RECORDS PROVIDED →
(begin)
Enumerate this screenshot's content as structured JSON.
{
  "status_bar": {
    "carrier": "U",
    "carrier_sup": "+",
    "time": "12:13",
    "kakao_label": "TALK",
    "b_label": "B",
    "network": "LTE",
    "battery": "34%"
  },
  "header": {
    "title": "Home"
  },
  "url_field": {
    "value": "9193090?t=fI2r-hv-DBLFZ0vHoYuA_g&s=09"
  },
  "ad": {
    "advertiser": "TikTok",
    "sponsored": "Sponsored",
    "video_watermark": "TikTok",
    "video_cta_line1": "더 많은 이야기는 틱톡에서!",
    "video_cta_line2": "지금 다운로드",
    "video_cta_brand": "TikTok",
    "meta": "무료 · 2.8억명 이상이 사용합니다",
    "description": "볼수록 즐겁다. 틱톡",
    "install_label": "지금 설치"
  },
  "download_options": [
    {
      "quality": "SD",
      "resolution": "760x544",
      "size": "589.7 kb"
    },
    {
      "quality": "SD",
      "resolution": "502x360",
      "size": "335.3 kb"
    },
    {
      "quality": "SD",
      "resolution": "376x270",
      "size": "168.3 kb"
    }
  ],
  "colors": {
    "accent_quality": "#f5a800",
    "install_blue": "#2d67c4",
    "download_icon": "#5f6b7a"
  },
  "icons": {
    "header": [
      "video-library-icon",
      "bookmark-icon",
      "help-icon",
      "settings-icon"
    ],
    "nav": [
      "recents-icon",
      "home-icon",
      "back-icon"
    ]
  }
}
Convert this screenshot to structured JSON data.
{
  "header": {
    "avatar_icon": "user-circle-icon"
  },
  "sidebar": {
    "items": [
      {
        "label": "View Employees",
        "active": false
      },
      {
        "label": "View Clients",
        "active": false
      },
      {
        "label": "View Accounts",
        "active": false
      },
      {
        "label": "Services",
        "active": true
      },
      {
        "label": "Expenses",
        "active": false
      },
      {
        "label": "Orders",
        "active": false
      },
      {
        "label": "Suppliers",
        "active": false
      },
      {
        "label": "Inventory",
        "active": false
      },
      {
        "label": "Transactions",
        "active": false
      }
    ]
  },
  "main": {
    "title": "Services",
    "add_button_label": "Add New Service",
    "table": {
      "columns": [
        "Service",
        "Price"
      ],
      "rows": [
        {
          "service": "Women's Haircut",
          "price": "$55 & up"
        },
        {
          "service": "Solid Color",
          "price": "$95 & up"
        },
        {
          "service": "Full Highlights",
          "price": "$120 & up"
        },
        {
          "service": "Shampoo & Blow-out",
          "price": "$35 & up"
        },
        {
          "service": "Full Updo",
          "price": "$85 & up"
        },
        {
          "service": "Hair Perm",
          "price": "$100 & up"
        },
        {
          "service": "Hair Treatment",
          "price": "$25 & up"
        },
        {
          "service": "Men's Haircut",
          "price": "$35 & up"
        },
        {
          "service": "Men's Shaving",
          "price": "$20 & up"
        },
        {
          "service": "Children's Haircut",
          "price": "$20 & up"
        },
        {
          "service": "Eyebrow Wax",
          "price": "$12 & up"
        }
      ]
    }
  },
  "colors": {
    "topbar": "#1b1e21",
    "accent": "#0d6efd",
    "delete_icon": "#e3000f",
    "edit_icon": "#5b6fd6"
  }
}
(end)
OBJECTIVE → Determine how many lines include the word "JSON" and report that number by itself.

THE REPLY → 2